Records from a data collection
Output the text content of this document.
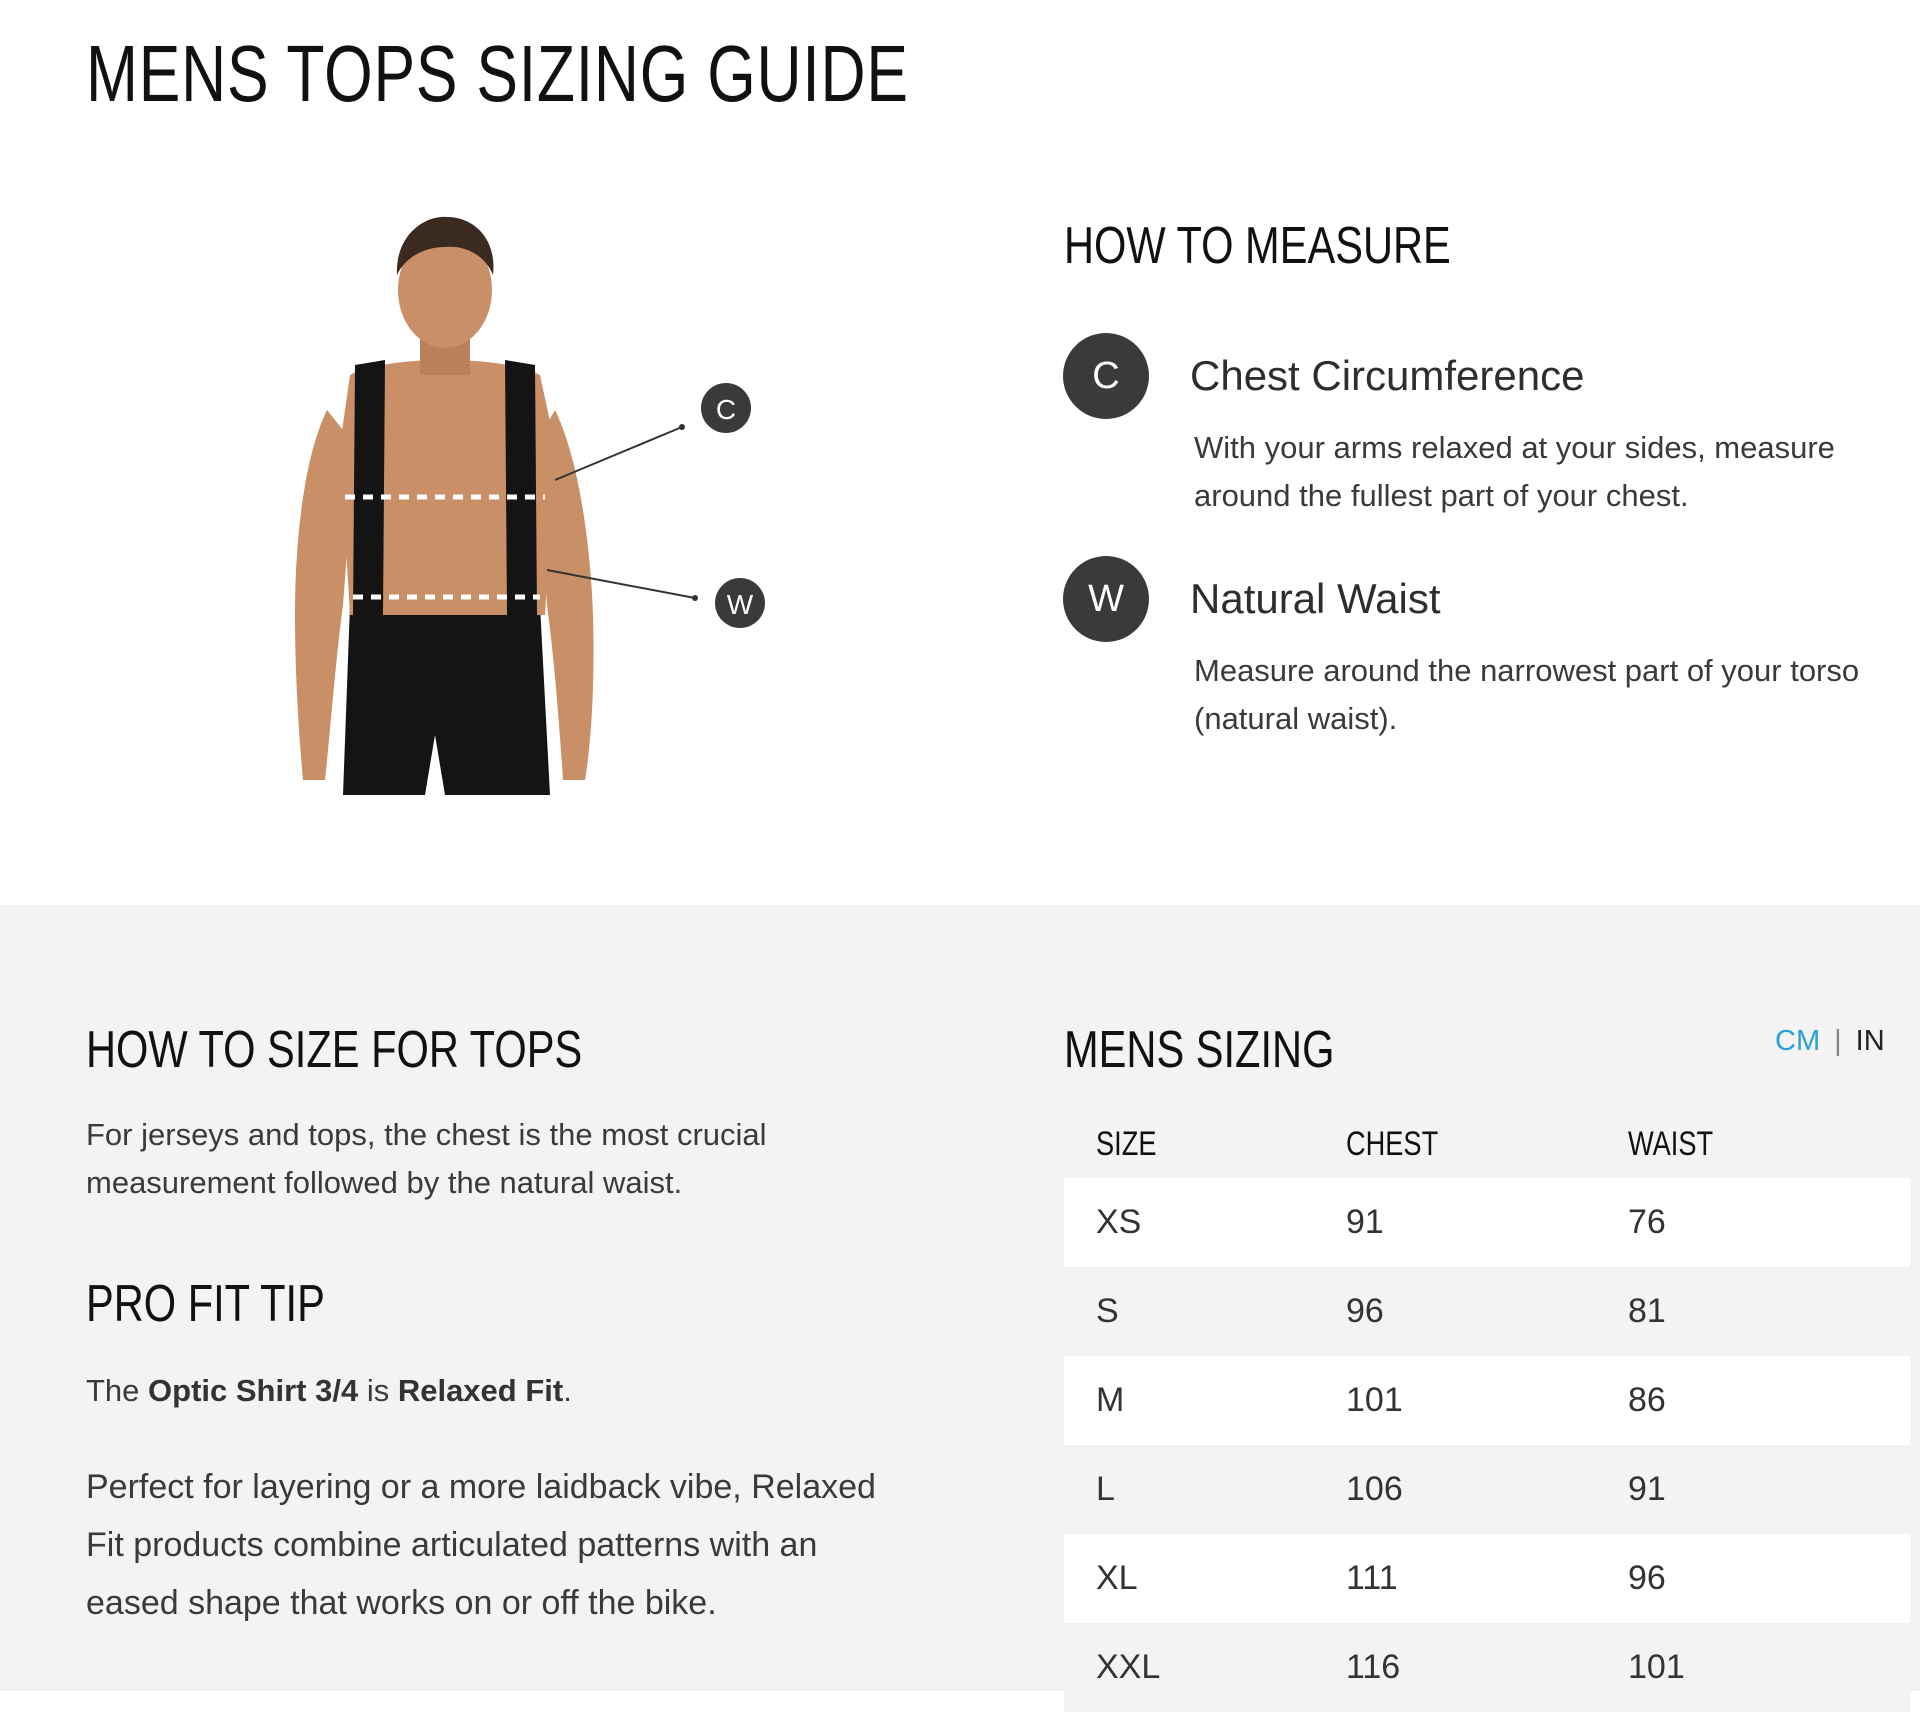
MENS TOPS SIZING GUIDE
C
W
HOW TO MEASURE
C	Chest Circumference

With your arms relaxed at your sides, measure around the fullest part of your chest.

W	Natural Waist

Measure around the narrowest part of your torso (natural waist).

HOW TO SIZE FOR TOPS

For jerseys and tops, the chest is the most crucial measurement followed by the natural waist.

PRO FIT TIP

The Optic Shirt 3/4 is Relaxed Fit.

Perfect for layering or a more laidback vibe, Relaxed Fit products combine articulated patterns with an eased shape that works on or off the bike.

MENS SIZING	CM | IN
SIZE	CHEST	WAIST
XS	91	76
S	96	81
M	101	86
L	106	91
XL	111	96
XXL	116	101
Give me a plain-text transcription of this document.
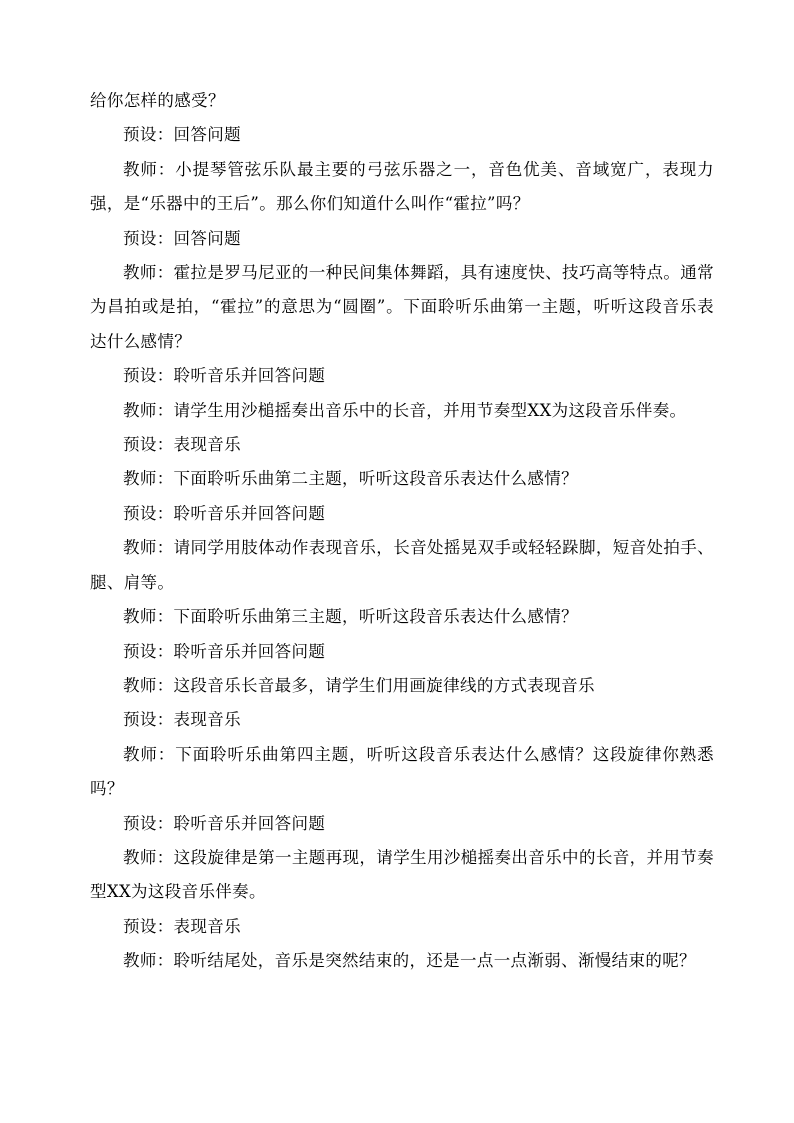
给你怎样的感受？

预设：回答问题

教师：小提琴管弦乐队最主要的弓弦乐器之一，音色优美、音域宽广，表现力强，是“乐器中的王后”。那么你们知道什么叫作“霍拉”吗？

预设：回答问题

教师：霍拉是罗马尼亚的一种民间集体舞蹈，具有速度快、技巧高等特点。通常为昌拍或是拍，“霍拉”的意思为“圆圈”。下面聆听乐曲第一主题，听听这段音乐表达什么感情？

预设：聆听音乐并回答问题

教师：请学生用沙槌摇奏出音乐中的长音，并用节奏型XX为这段音乐伴奏。

预设：表现音乐

教师：下面聆听乐曲第二主题，听听这段音乐表达什么感情？

预设：聆听音乐并回答问题

教师：请同学用肢体动作表现音乐，长音处摇晃双手或轻轻跺脚，短音处拍手、腿、肩等。

教师：下面聆听乐曲第三主题，听听这段音乐表达什么感情？

预设：聆听音乐并回答问题

教师：这段音乐长音最多，请学生们用画旋律线的方式表现音乐

预设：表现音乐

教师：下面聆听乐曲第四主题，听听这段音乐表达什么感情？这段旋律你熟悉吗？

预设：聆听音乐并回答问题

教师：这段旋律是第一主题再现，请学生用沙槌摇奏出音乐中的长音，并用节奏型XX为这段音乐伴奏。

预设：表现音乐

教师：聆听结尾处，音乐是突然结束的，还是一点一点渐弱、渐慢结束的呢？
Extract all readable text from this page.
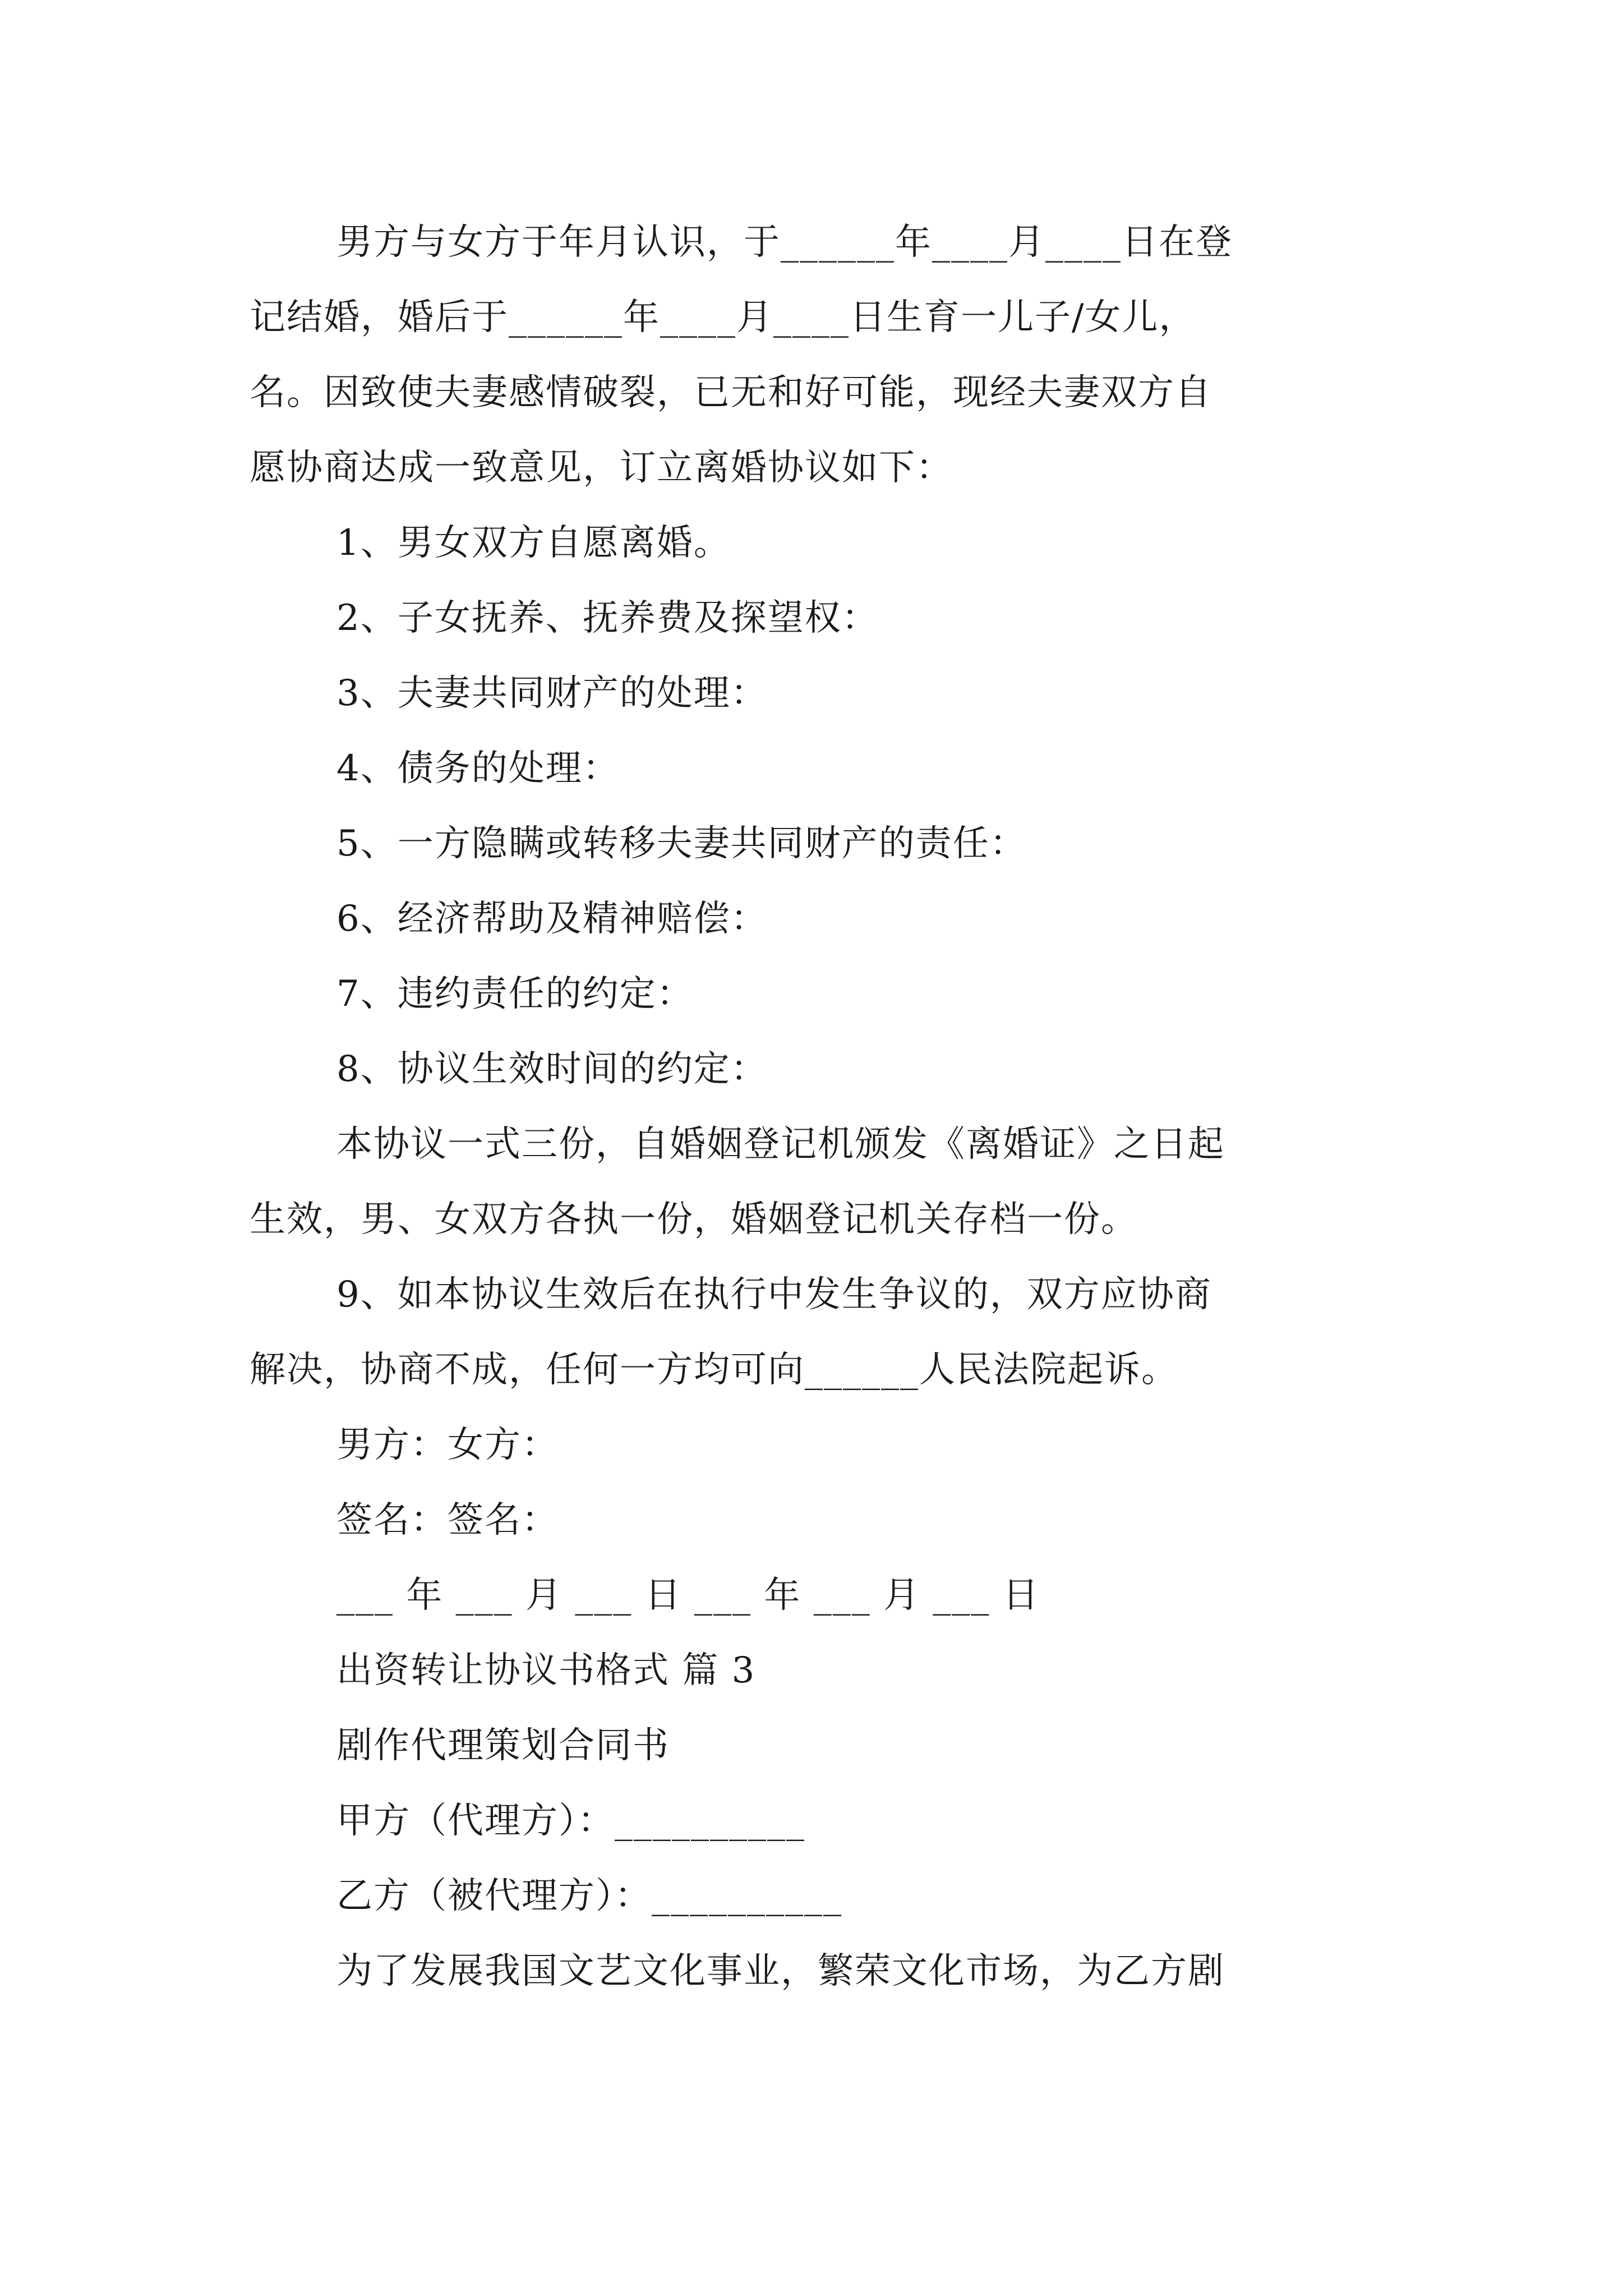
男方与女方于年月认识，于______年____月____日在登
记结婚，婚后于______年____月____日生育一儿子/女儿，
名。因致使夫妻感情破裂，已无和好可能，现经夫妻双方自
愿协商达成一致意见，订立离婚协议如下：
1、男女双方自愿离婚。
2、子女抚养、抚养费及探望权：
3、夫妻共同财产的处理：
4、债务的处理：
5、一方隐瞒或转移夫妻共同财产的责任：
6、经济帮助及精神赔偿：
7、违约责任的约定：
8、协议生效时间的约定：
本协议一式三份，自婚姻登记机颁发《离婚证》之日起
生效，男、女双方各执一份，婚姻登记机关存档一份。
9、如本协议生效后在执行中发生争议的，双方应协商
解决，协商不成，任何一方均可向______人民法院起诉。
男方：女方：
签名：签名：
___ 年 ___ 月 ___ 日 ___ 年 ___ 月 ___ 日
出资转让协议书格式 篇 3
剧作代理策划合同书
甲方（代理方）：__________
乙方（被代理方）：__________
为了发展我国文艺文化事业，繁荣文化市场，为乙方剧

Exercise —
Of the lines in the listing, how many hold the word "SIZING"? Nothing but the number is needed.

Full answer —
2